◆ WORK REQUIRED ◆
Images are excluded; otherwise, output every record exactly.
▼▼▼
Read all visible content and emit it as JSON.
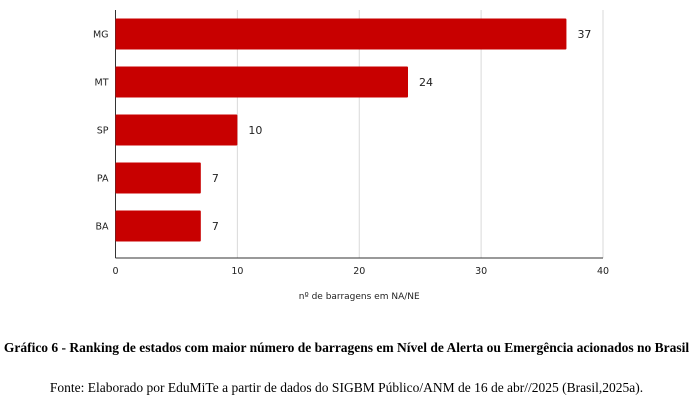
{
  "chart_data": {
    "type": "bar",
    "orientation": "horizontal",
    "categories": [
      "MG",
      "MT",
      "SP",
      "PA",
      "BA"
    ],
    "values": [
      37,
      24,
      10,
      7,
      7
    ],
    "data_labels": [
      "37",
      "24",
      "10",
      "7",
      "7"
    ],
    "xlabel": "nº de barragens em NA/NE",
    "ylabel": "",
    "xlim": [
      0,
      40
    ],
    "xticks": [
      0,
      10,
      20,
      30,
      40
    ],
    "xtick_labels": [
      "0",
      "10",
      "20",
      "30",
      "40"
    ],
    "grid": "vertical",
    "bar_color": "#c80000",
    "grid_color": "#d9d9d9"
  },
  "caption": {
    "title": "Gráfico 6 - Ranking de estados com maior número de barragens em Nível de Alerta ou Emergência acionados no Brasil",
    "source": "Fonte: Elaborado por EduMiTe a partir de dados do SIGBM Público/ANM de 16 de abr//2025 (Brasil,2025a)."
  }
}
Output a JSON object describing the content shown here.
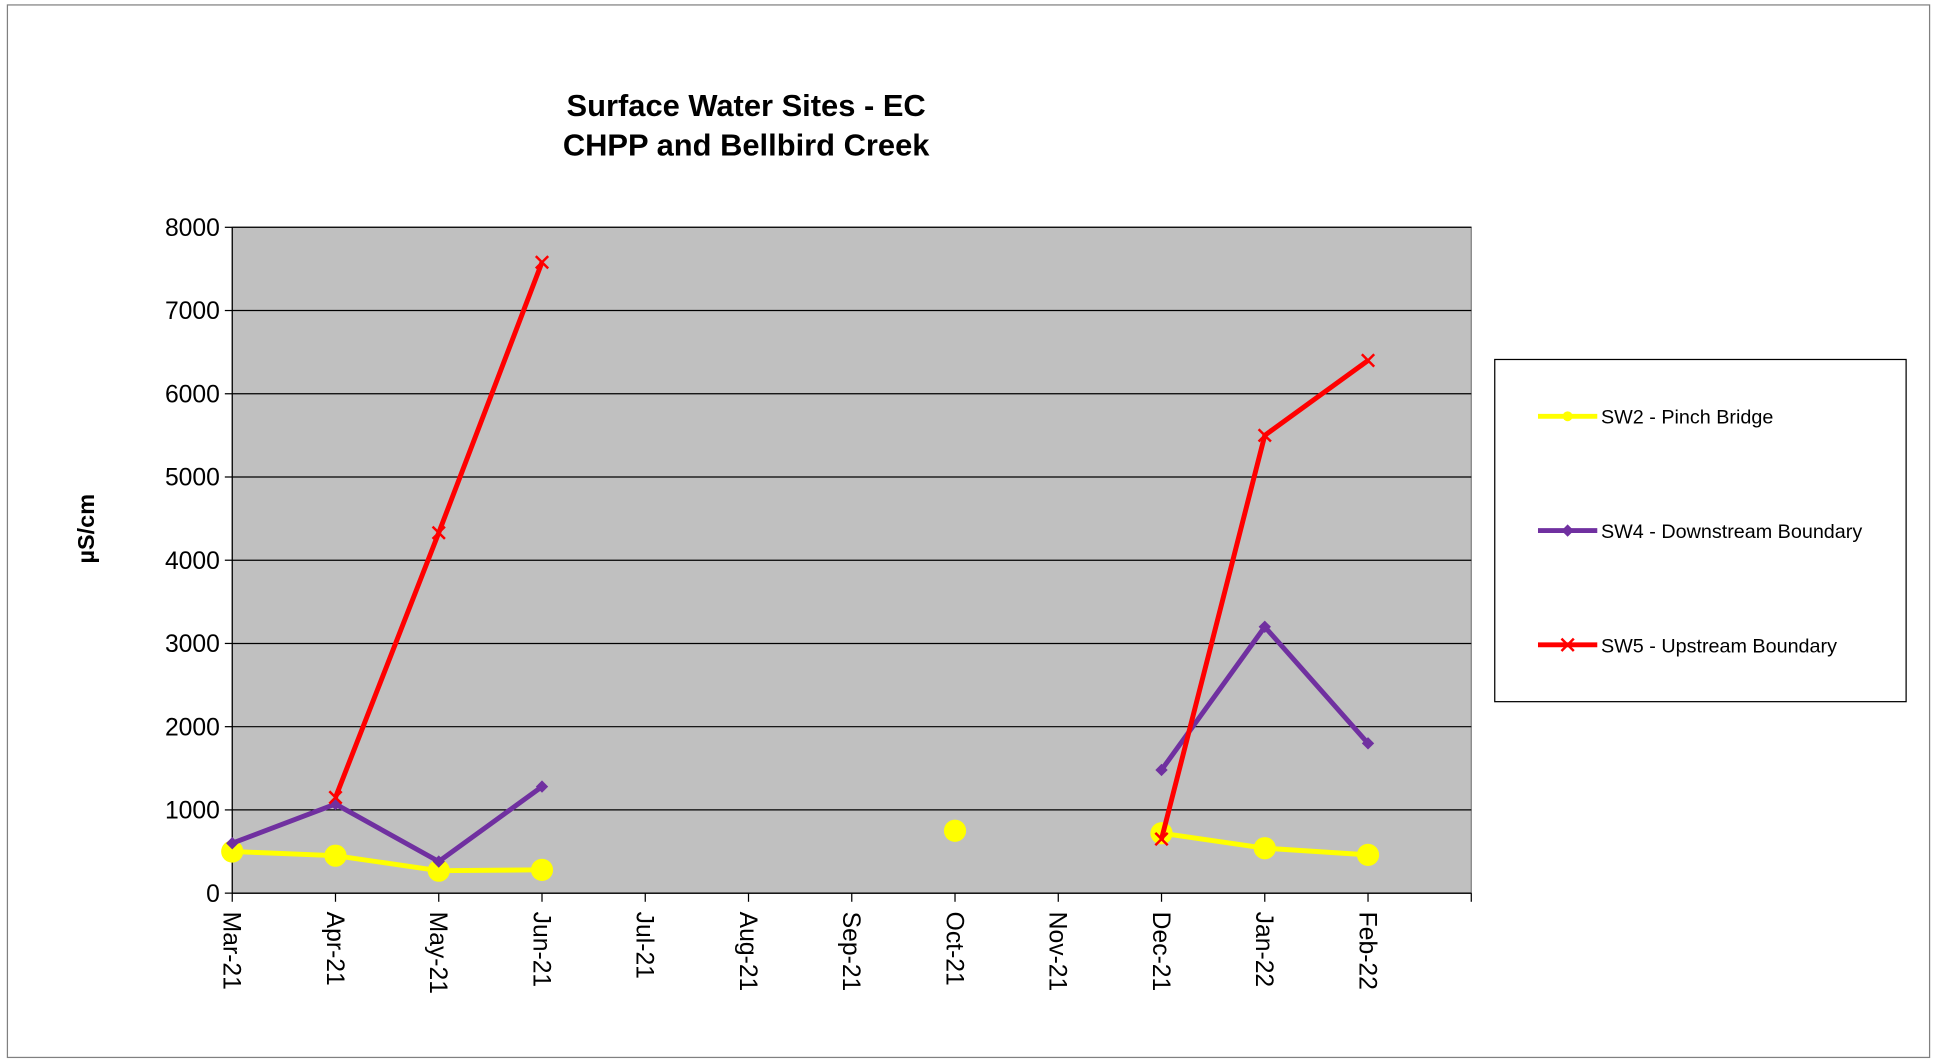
{
  "chart_data": {
    "type": "line",
    "title": [
      "Surface Water Sites - EC",
      "CHPP and Bellbird Creek"
    ],
    "y_label": "µS/cm",
    "categories": [
      "Mar-21",
      "Apr-21",
      "May-21",
      "Jun-21",
      "Jul-21",
      "Aug-21",
      "Sep-21",
      "Oct-21",
      "Nov-21",
      "Dec-21",
      "Jan-22",
      "Feb-22",
      null
    ],
    "series": [
      {
        "name": "SW2 - Pinch Bridge",
        "color": "#ffff00",
        "marker": "circle",
        "values": [
          500,
          450,
          270,
          280,
          null,
          null,
          null,
          750,
          null,
          720,
          540,
          460,
          null
        ]
      },
      {
        "name": "SW4 - Downstream Boundary",
        "color": "#7030a0",
        "marker": "diamond",
        "values": [
          600,
          1070,
          380,
          1280,
          null,
          null,
          null,
          null,
          null,
          1480,
          3200,
          1800,
          null
        ]
      },
      {
        "name": "SW5 - Upstream Boundary",
        "color": "#ff0000",
        "marker": "x",
        "values": [
          null,
          1150,
          4330,
          7580,
          null,
          null,
          null,
          null,
          null,
          650,
          5500,
          6400,
          null
        ]
      }
    ],
    "ylim": [
      0,
      8000
    ],
    "yticks": [
      0,
      1000,
      2000,
      3000,
      4000,
      5000,
      6000,
      7000,
      8000
    ],
    "grid": true,
    "plot_background": "#c0c0c0",
    "legend": "right"
  }
}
▲▲▲
◆ FULL RESPONSE ◆
Read all visible content and emit it as JSON.
{
  "chart_data": {
    "type": "bar",
    "orientation": "horizontal",
    "categories": [
      "MG",
      "MT",
      "SP",
      "PA",
      "BA"
    ],
    "values": [
      37,
      24,
      10,
      7,
      7
    ],
    "data_labels": [
      "37",
      "24",
      "10",
      "7",
      "7"
    ],
    "xlabel": "nº de barragens em NA/NE",
    "ylabel": "",
    "xlim": [
      0,
      40
    ],
    "xticks": [
      0,
      10,
      20,
      30,
      40
    ],
    "xtick_labels": [
      "0",
      "10",
      "20",
      "30",
      "40"
    ],
    "grid": "vertical",
    "bar_color": "#c80000",
    "grid_color": "#d9d9d9"
  },
  "caption": {
    "title": "Gráfico 6 - Ranking de estados com maior número de barragens em Nível de Alerta ou Emergência acionados no Brasil",
    "source": "Fonte: Elaborado por EduMiTe a partir de dados do SIGBM Público/ANM de 16 de abr//2025 (Brasil,2025a)."
  }
}
Output a JSON object describing the content shown here.
{
  "chart_data": {
    "type": "line",
    "title": [
      "Surface Water Sites - EC",
      "CHPP and Bellbird Creek"
    ],
    "y_label": "µS/cm",
    "categories": [
      "Mar-21",
      "Apr-21",
      "May-21",
      "Jun-21",
      "Jul-21",
      "Aug-21",
      "Sep-21",
      "Oct-21",
      "Nov-21",
      "Dec-21",
      "Jan-22",
      "Feb-22",
      null
    ],
    "series": [
      {
        "name": "SW2 - Pinch Bridge",
        "color": "#ffff00",
        "marker": "circle",
        "values": [
          500,
          450,
          270,
          280,
          null,
          null,
          null,
          750,
          null,
          720,
          540,
          460,
          null
        ]
      },
      {
        "name": "SW4 - Downstream Boundary",
        "color": "#7030a0",
        "marker": "diamond",
        "values": [
          600,
          1070,
          380,
          1280,
          null,
          null,
          null,
          null,
          null,
          1480,
          3200,
          1800,
          null
        ]
      },
      {
        "name": "SW5 - Upstream Boundary",
        "color": "#ff0000",
        "marker": "x",
        "values": [
          null,
          1150,
          4330,
          7580,
          null,
          null,
          null,
          null,
          null,
          650,
          5500,
          6400,
          null
        ]
      }
    ],
    "ylim": [
      0,
      8000
    ],
    "yticks": [
      0,
      1000,
      2000,
      3000,
      4000,
      5000,
      6000,
      7000,
      8000
    ],
    "grid": true,
    "plot_background": "#c0c0c0",
    "legend": "right"
  }
}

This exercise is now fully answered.